What is being asked
Identify each line containing the word "Target" and copy it.

Dataset entries on figures:
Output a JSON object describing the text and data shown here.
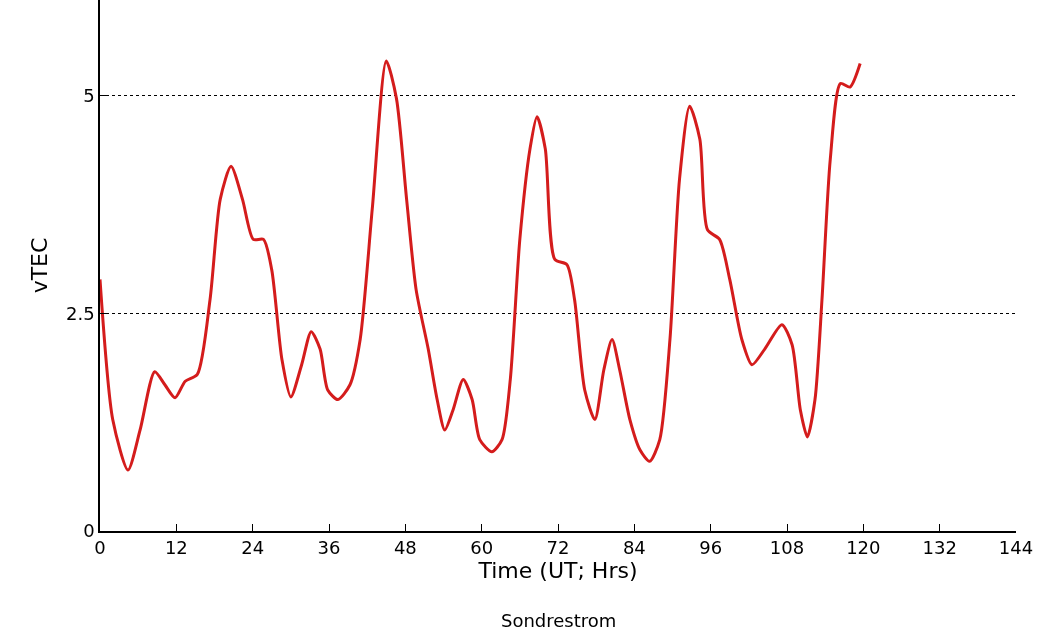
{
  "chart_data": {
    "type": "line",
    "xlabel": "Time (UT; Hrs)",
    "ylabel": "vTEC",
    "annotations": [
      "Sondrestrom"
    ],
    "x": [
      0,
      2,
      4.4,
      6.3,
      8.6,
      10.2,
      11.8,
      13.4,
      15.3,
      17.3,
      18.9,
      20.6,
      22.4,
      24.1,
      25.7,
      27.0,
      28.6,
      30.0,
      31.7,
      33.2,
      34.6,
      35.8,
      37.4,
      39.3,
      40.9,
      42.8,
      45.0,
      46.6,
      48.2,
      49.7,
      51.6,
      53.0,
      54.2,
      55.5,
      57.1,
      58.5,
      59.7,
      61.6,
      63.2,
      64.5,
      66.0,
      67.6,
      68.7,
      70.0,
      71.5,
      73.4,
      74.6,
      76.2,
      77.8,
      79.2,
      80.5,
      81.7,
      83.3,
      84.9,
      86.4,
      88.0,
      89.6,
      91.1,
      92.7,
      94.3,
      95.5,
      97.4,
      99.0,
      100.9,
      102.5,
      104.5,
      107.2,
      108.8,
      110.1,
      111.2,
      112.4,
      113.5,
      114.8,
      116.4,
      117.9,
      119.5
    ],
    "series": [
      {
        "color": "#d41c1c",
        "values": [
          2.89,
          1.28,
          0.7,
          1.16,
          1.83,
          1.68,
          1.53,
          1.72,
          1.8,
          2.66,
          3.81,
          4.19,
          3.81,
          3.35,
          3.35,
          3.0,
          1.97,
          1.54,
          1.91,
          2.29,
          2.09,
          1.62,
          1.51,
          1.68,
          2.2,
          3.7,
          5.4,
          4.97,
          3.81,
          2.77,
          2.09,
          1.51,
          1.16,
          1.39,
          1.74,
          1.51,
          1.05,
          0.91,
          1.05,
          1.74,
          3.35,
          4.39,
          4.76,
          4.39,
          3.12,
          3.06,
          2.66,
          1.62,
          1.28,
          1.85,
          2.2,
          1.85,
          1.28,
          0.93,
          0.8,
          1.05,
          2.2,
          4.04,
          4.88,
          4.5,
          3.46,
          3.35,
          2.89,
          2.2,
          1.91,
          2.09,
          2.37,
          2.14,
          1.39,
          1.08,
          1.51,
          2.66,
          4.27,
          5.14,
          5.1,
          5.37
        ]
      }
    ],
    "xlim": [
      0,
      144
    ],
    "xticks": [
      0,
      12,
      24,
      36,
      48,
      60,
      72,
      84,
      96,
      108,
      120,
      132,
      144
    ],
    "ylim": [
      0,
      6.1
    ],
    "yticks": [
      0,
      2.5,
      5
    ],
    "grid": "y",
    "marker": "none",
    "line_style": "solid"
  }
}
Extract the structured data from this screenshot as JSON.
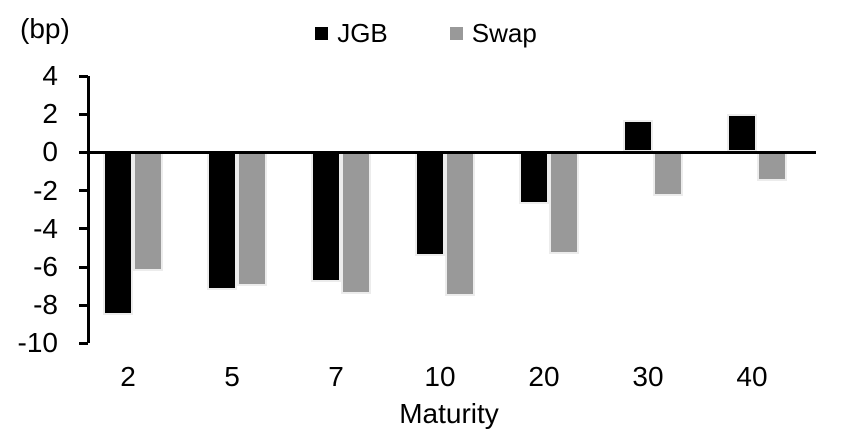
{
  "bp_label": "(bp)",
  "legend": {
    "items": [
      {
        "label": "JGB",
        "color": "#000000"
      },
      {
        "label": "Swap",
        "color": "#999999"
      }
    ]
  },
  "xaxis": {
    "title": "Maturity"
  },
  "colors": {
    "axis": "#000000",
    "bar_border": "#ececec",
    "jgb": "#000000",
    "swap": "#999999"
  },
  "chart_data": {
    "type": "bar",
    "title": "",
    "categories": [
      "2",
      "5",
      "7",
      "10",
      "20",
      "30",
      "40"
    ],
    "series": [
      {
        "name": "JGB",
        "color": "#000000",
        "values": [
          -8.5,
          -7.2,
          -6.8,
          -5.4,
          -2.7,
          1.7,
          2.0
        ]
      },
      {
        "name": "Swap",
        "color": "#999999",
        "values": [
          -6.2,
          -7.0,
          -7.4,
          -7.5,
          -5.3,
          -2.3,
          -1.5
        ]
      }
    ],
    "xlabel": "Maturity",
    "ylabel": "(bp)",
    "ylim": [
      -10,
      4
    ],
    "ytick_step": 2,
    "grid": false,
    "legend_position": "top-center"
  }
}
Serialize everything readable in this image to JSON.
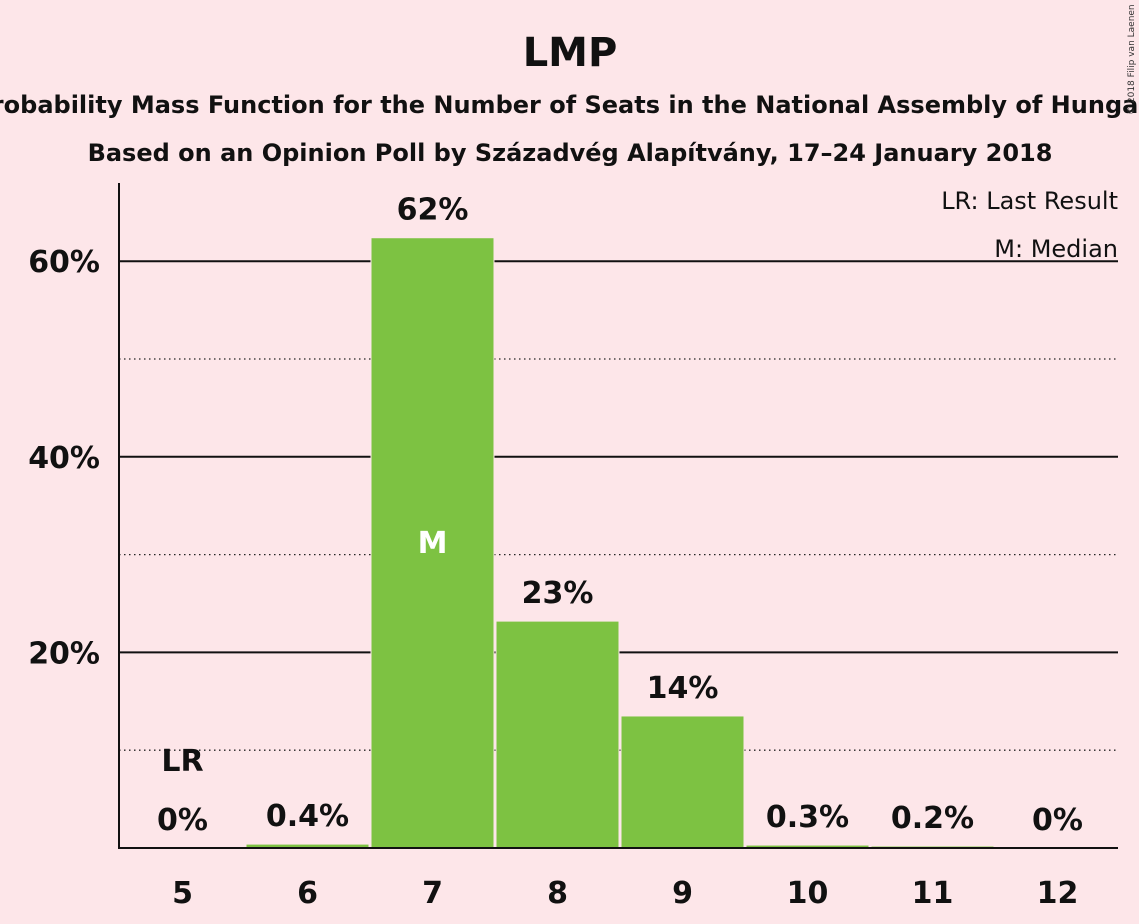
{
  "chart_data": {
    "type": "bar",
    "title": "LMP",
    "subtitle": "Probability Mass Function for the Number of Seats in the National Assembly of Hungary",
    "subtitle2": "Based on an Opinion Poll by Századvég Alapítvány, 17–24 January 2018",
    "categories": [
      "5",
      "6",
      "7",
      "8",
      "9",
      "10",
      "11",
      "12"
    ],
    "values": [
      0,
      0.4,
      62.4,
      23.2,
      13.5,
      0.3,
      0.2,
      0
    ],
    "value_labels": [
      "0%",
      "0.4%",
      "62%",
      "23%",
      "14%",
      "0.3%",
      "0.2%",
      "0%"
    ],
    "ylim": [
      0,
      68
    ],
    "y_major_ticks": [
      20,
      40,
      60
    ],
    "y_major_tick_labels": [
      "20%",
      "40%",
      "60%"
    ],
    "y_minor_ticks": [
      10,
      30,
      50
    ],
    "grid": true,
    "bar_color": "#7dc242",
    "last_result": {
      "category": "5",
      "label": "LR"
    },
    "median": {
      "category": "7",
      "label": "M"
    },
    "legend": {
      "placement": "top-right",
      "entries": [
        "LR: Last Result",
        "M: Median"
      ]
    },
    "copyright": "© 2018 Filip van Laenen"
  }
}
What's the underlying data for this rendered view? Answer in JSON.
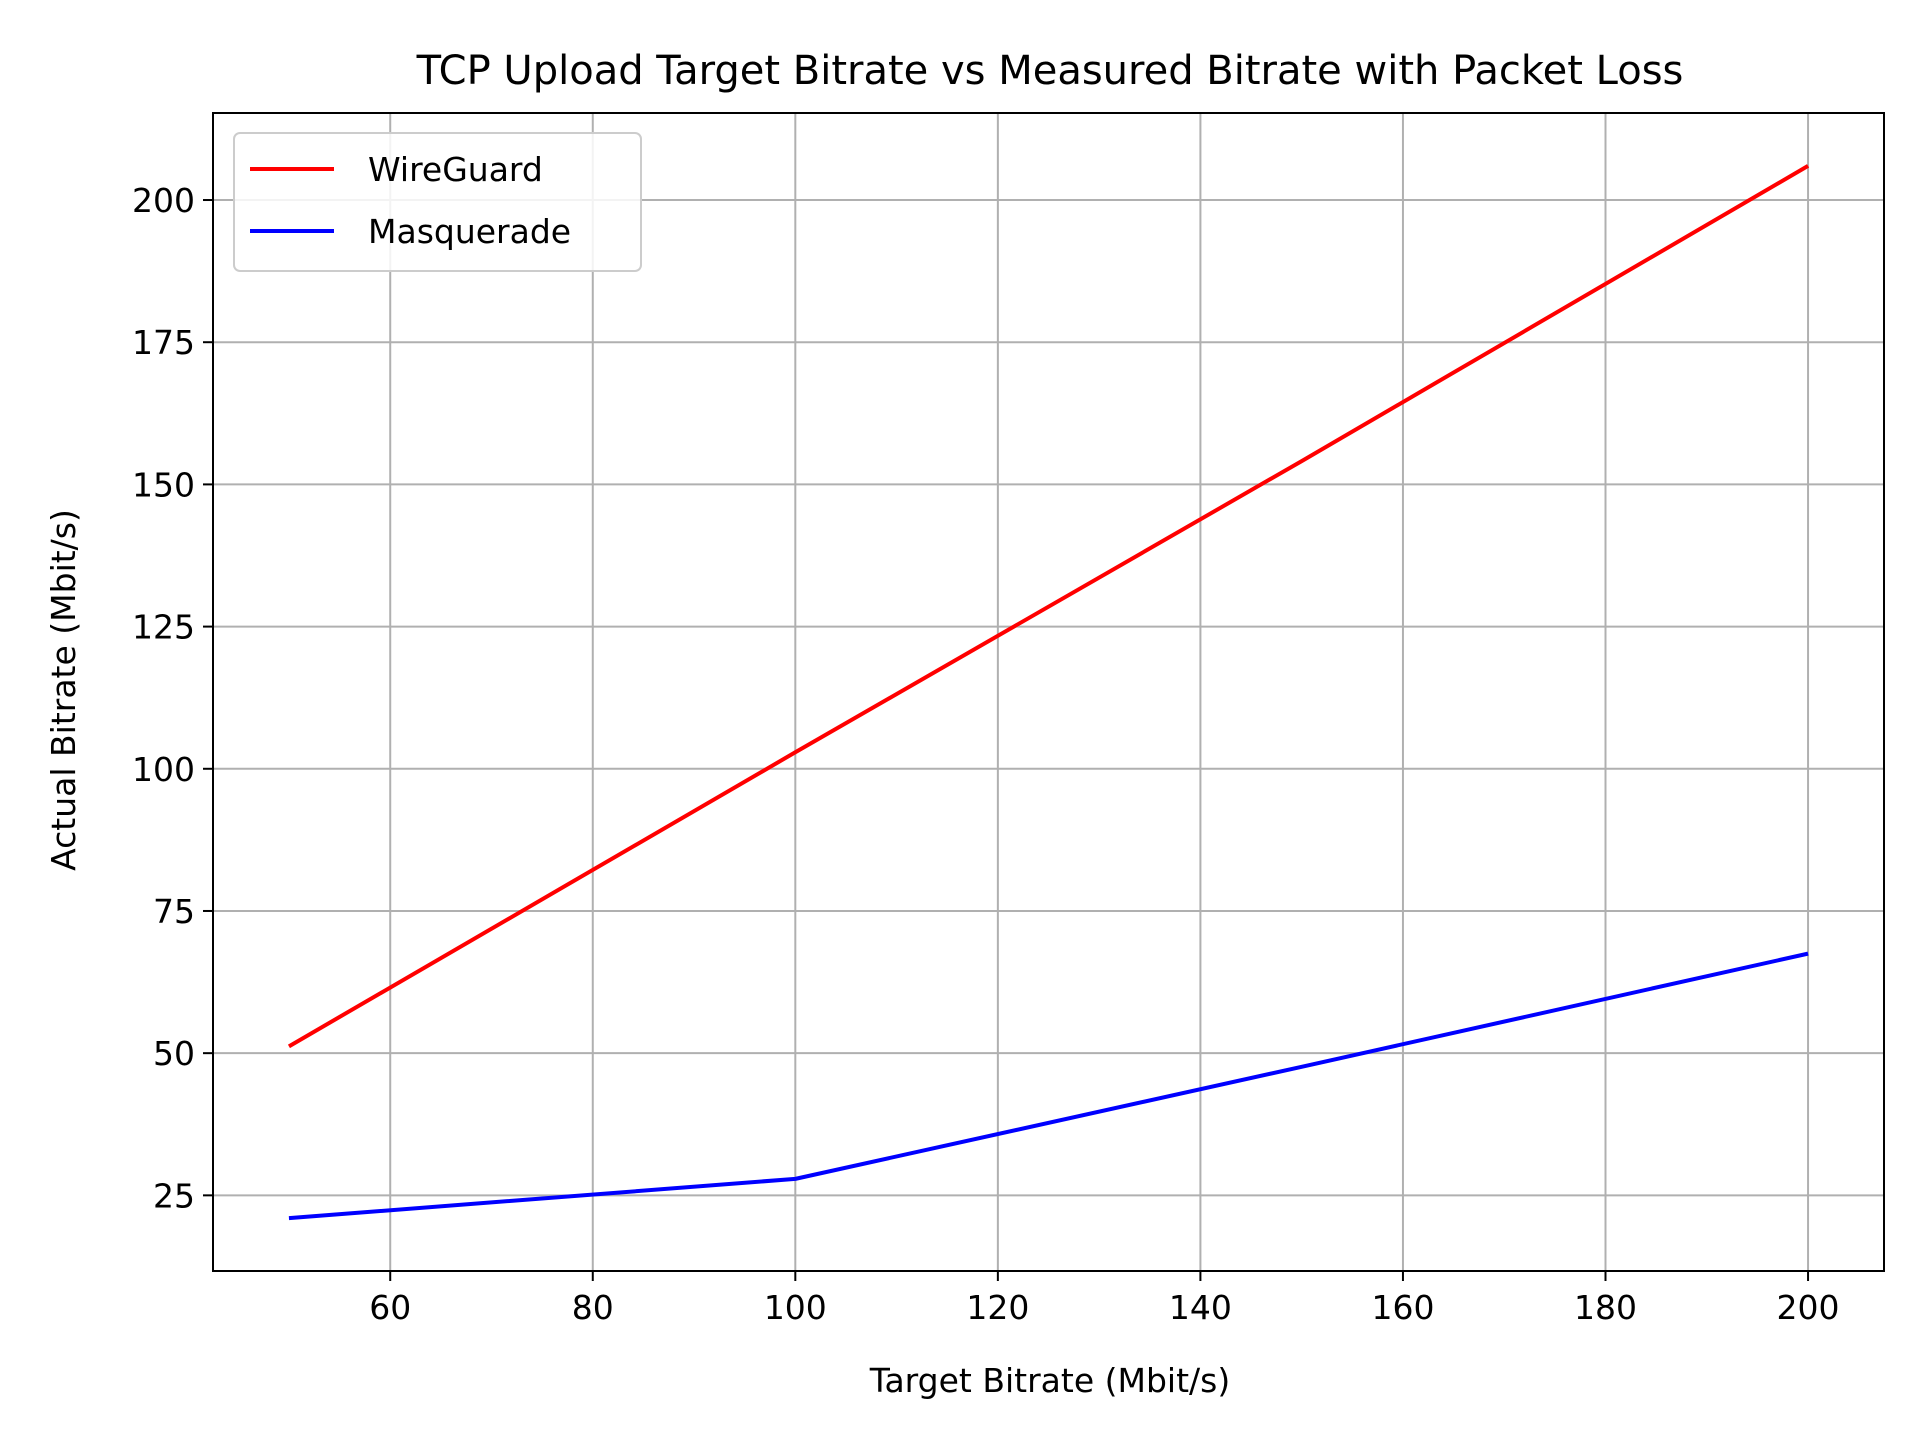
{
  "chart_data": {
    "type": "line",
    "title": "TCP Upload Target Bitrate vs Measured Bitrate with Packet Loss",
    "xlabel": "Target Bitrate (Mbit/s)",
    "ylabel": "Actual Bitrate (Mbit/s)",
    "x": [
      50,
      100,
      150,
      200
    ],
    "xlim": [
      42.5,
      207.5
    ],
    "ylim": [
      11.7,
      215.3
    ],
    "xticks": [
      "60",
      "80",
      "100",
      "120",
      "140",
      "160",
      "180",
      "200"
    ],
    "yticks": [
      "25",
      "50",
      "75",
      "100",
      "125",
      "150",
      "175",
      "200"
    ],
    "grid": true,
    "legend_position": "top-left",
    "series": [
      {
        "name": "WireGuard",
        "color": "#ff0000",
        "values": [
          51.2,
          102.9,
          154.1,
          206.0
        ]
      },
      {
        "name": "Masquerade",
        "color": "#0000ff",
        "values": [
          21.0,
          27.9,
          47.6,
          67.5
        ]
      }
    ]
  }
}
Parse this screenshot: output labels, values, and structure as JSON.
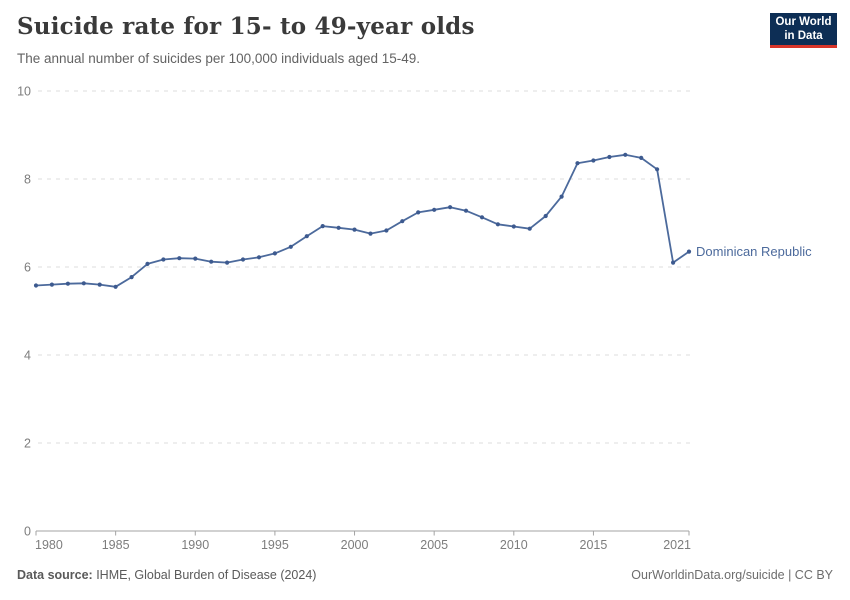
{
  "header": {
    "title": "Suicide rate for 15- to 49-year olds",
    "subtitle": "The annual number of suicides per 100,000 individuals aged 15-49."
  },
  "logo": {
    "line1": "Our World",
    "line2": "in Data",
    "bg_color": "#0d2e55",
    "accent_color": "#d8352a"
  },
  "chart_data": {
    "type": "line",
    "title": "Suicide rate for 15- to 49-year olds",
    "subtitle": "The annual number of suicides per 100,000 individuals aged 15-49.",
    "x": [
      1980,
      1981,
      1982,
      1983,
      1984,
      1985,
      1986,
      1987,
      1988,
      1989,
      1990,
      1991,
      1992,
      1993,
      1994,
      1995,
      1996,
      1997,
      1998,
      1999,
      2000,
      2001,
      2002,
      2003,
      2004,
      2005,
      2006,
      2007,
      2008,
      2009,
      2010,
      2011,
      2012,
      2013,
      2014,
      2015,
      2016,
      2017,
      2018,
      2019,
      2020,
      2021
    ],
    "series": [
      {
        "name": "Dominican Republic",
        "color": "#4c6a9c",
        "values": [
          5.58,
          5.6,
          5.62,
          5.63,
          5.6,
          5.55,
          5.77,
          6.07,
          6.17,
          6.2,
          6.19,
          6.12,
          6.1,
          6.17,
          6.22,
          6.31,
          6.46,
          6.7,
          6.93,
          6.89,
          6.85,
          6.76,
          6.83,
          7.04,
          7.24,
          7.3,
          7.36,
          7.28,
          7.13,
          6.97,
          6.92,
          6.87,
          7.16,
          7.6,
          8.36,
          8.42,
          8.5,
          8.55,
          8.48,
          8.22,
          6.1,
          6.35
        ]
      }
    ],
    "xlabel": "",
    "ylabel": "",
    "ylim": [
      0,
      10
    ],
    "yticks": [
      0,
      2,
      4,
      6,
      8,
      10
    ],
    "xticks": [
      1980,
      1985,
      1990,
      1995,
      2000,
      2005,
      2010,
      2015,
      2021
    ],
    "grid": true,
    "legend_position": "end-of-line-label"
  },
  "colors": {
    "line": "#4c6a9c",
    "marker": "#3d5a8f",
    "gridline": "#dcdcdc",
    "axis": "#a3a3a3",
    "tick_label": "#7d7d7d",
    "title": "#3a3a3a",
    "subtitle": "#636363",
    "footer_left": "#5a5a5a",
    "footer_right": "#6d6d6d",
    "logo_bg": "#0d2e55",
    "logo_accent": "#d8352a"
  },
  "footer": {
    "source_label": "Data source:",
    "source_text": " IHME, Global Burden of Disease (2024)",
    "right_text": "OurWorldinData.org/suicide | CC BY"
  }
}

Finished answer
    "title": "TCP Upload Target Bitrate vs Measured Bitrate with Packet Loss",
    "xlabel": "Target Bitrate (Mbit/s)",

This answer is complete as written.